Requirement: Repeat the lines below exactly as they appear, but leave out the images.

>> Begin Record set

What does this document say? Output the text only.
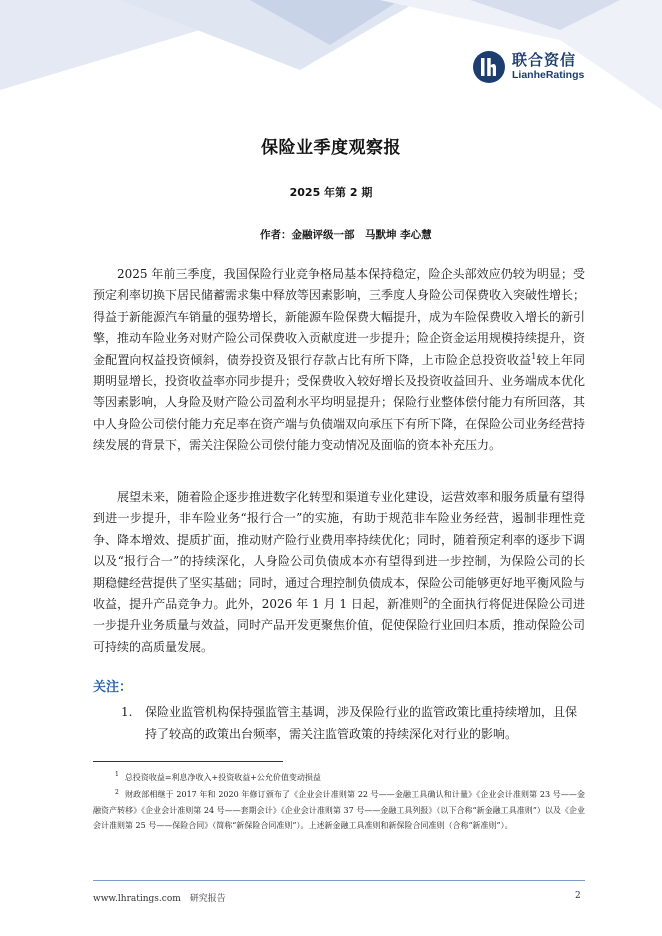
联合资信
LianheRatings
保险业季度观察报
2025 年第 2 期
作者：金融评级一部　马默坤 李心慧

2025 年前三季度，我国保险行业竞争格局基本保持稳定，险企头部效应仍较为明显；受预定利率切换下居民储蓄需求集中释放等因素影响，三季度人身险公司保费收入突破性增长；得益于新能源汽车销量的强势增长，新能源车险保费大幅提升，成为车险保费收入增长的新引擎，推动车险业务对财产险公司保费收入贡献度进一步提升；险企资金运用规模持续提升，资金配置向权益投资倾斜，债券投资及银行存款占比有所下降，上市险企总投资收益$^1$较上年同期明显增长，投资收益率亦同步提升；受保费收入较好增长及投资收益回升、业务端成本优化等因素影响，人身险及财产险公司盈利水平均明显提升；保险行业整体偿付能力有所回落，其中人身险公司偿付能力充足率在资产端与负债端双向承压下有所下降，在保险公司业务经营持续发展的背景下，需关注保险公司偿付能力变动情况及面临的资本补充压力。

展望未来，随着险企逐步推进数字化转型和渠道专业化建设，运营效率和服务质量有望得到进一步提升，非车险业务“报行合一”的实施，有助于规范非车险业务经营，遏制非理性竞争、降本增效、提质扩面，推动财产险行业费用率持续优化；同时，随着预定利率的逐步下调以及“报行合一”的持续深化，人身险公司负债成本亦有望得到进一步控制，为保险公司的长期稳健经营提供了坚实基础；同时，通过合理控制负债成本，保险公司能够更好地平衡风险与收益，提升产品竞争力。此外，2026 年 1 月 1 日起，新准则$^2$的全面执行将促进保险公司进一步提升业务质量与效益，同时产品开发更聚焦价值，促使保险行业回归本质，推动保险公司可持续的高质量发展。

关注：
1. 保险业监管机构保持强监管主基调，涉及保险行业的监管政策比重持续增加，且保持了较高的政策出台频率，需关注监管政策的持续深化对行业的影响。
$^1$ 总投资收益=利息净收入+投资收益+公允价值变动损益
$^2$ 财政部相继于 2017 年和 2020 年修订颁布了《企业会计准则第 22 号——金融工具确认和计量》《企业会计准则第 23 号——金融资产转移》《企业会计准则第 24 号——套期会计》《企业会计准则第 37 号——金融工具列报》（以下合称“新金融工具准则”）以及《企业会计准则第 25 号——保险合同》（简称“新保险合同准则”）。上述新金融工具准则和新保险合同准则（合称“新准则”）。
www.lhratings.com　研究报告	2
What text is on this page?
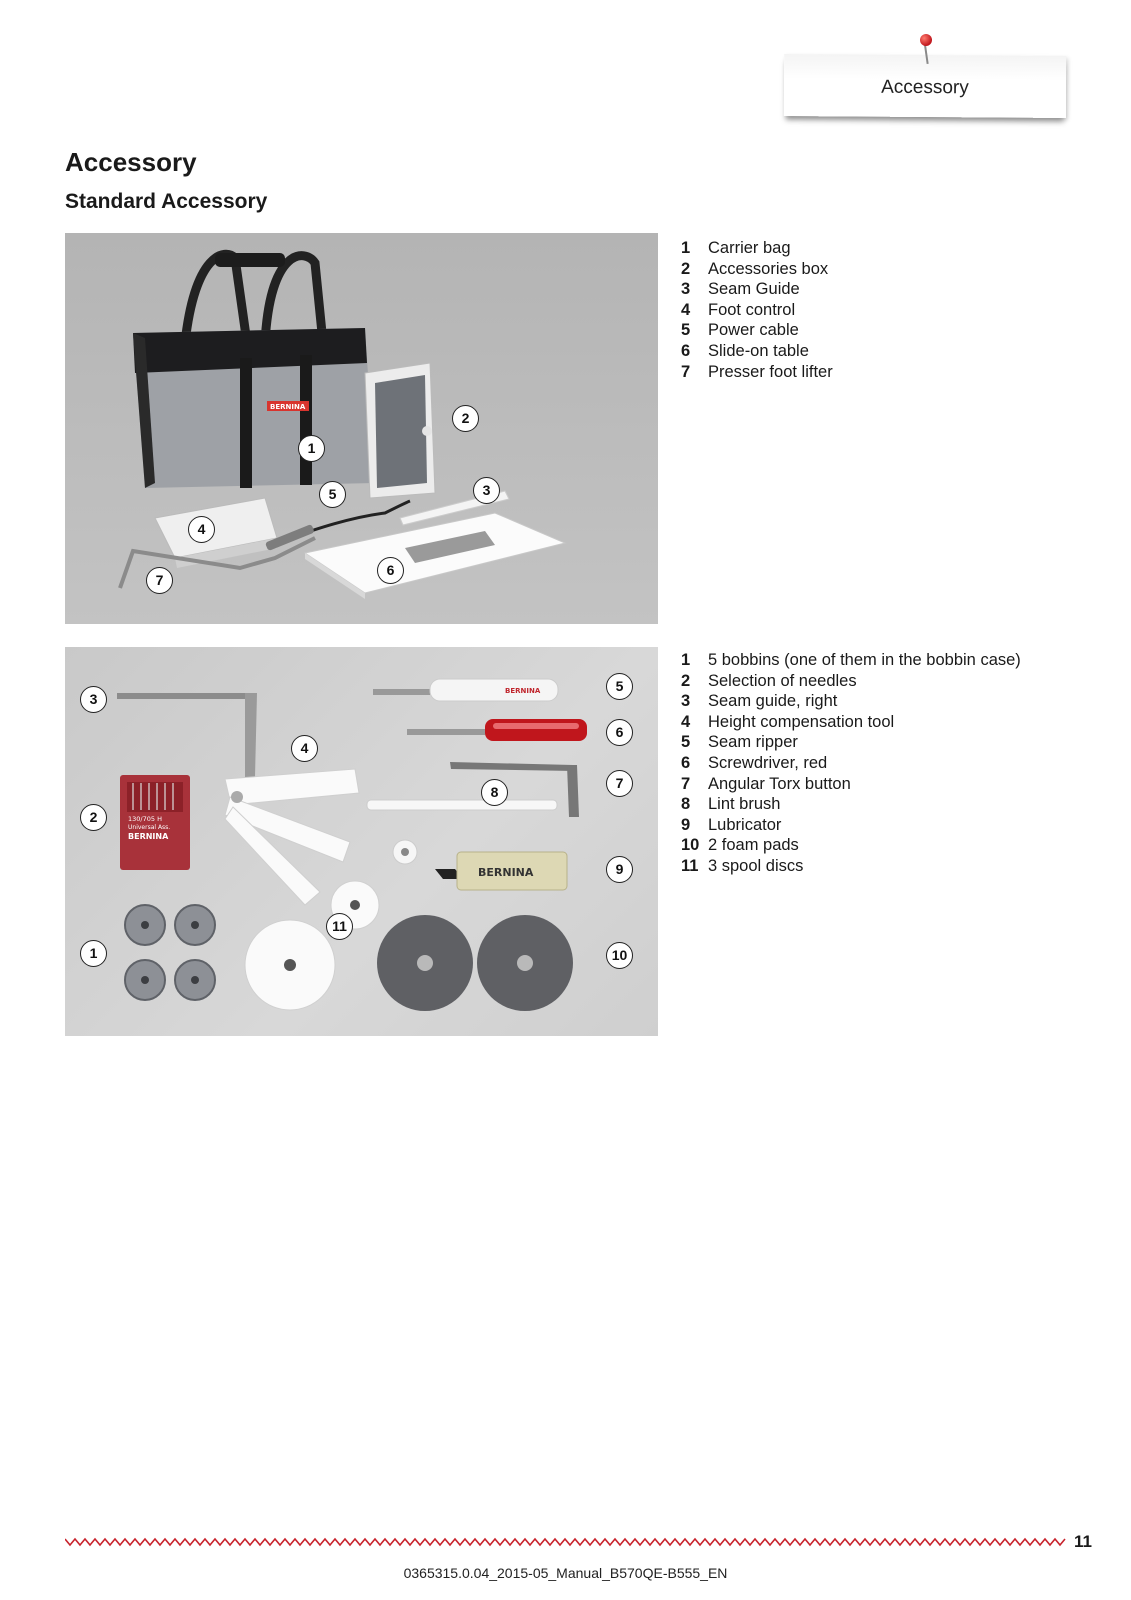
Accessory
Accessory
Standard Accessory
BERNINA
1
2
3
4
5
6
7
1 Carrier bag
2 Accessories box
3 Seam Guide
4 Foot control
5 Power cable
6 Slide-on table
7 Presser foot lifter
130/705 H
Universal Ass.
BERNINA
BERNINA
BERNINA
1
2
3
4
5
6
7
8
9
10
11
1 5 bobbins (one of them in the bobbin case)
2 Selection of needles
3 Seam guide, right
4 Height compensation tool
5 Seam ripper
6 Screwdriver, red
7 Angular Torx button
8 Lint brush
9 Lubricator
10 2 foam pads
11 3 spool discs
11
0365315.0.04_2015-05_Manual_B570QE-B555_EN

>> End Record set

Answer to the task:
What does this document say? Output the text only.
联合资信
LianheRatings
保险业季度观察报
2025 年第 2 期
作者：金融评级一部　马默坤 李心慧

2025 年前三季度，我国保险行业竞争格局基本保持稳定，险企头部效应仍较为明显；受预定利率切换下居民储蓄需求集中释放等因素影响，三季度人身险公司保费收入突破性增长；得益于新能源汽车销量的强势增长，新能源车险保费大幅提升，成为车险保费收入增长的新引擎，推动车险业务对财产险公司保费收入贡献度进一步提升；险企资金运用规模持续提升，资金配置向权益投资倾斜，债券投资及银行存款占比有所下降，上市险企总投资收益$^1$较上年同期明显增长，投资收益率亦同步提升；受保费收入较好增长及投资收益回升、业务端成本优化等因素影响，人身险及财产险公司盈利水平均明显提升；保险行业整体偿付能力有所回落，其中人身险公司偿付能力充足率在资产端与负债端双向承压下有所下降，在保险公司业务经营持续发展的背景下，需关注保险公司偿付能力变动情况及面临的资本补充压力。

展望未来，随着险企逐步推进数字化转型和渠道专业化建设，运营效率和服务质量有望得到进一步提升，非车险业务“报行合一”的实施，有助于规范非车险业务经营，遏制非理性竞争、降本增效、提质扩面，推动财产险行业费用率持续优化；同时，随着预定利率的逐步下调以及“报行合一”的持续深化，人身险公司负债成本亦有望得到进一步控制，为保险公司的长期稳健经营提供了坚实基础；同时，通过合理控制负债成本，保险公司能够更好地平衡风险与收益，提升产品竞争力。此外，2026 年 1 月 1 日起，新准则$^2$的全面执行将促进保险公司进一步提升业务质量与效益，同时产品开发更聚焦价值，促使保险行业回归本质，推动保险公司可持续的高质量发展。

关注：
1. 保险业监管机构保持强监管主基调，涉及保险行业的监管政策比重持续增加，且保持了较高的政策出台频率，需关注监管政策的持续深化对行业的影响。
$^1$ 总投资收益=利息净收入+投资收益+公允价值变动损益
$^2$ 财政部相继于 2017 年和 2020 年修订颁布了《企业会计准则第 22 号——金融工具确认和计量》《企业会计准则第 23 号——金融资产转移》《企业会计准则第 24 号——套期会计》《企业会计准则第 37 号——金融工具列报》（以下合称“新金融工具准则”）以及《企业会计准则第 25 号——保险合同》（简称“新保险合同准则”）。上述新金融工具准则和新保险合同准则（合称“新准则”）。
www.lhratings.com　研究报告	2
What text is on this page?
Accessory
Accessory
Standard Accessory
BERNINA
1
2
3
4
5
6
7
1 Carrier bag
2 Accessories box
3 Seam Guide
4 Foot control
5 Power cable
6 Slide-on table
7 Presser foot lifter
130/705 H
Universal Ass.
BERNINA
BERNINA
BERNINA
1
2
3
4
5
6
7
8
9
10
11
1 5 bobbins (one of them in the bobbin case)
2 Selection of needles
3 Seam guide, right
4 Height compensation tool
5 Seam ripper
6 Screwdriver, red
7 Angular Torx button
8 Lint brush
9 Lubricator
10 2 foam pads
11 3 spool discs
11
0365315.0.04_2015-05_Manual_B570QE-B555_EN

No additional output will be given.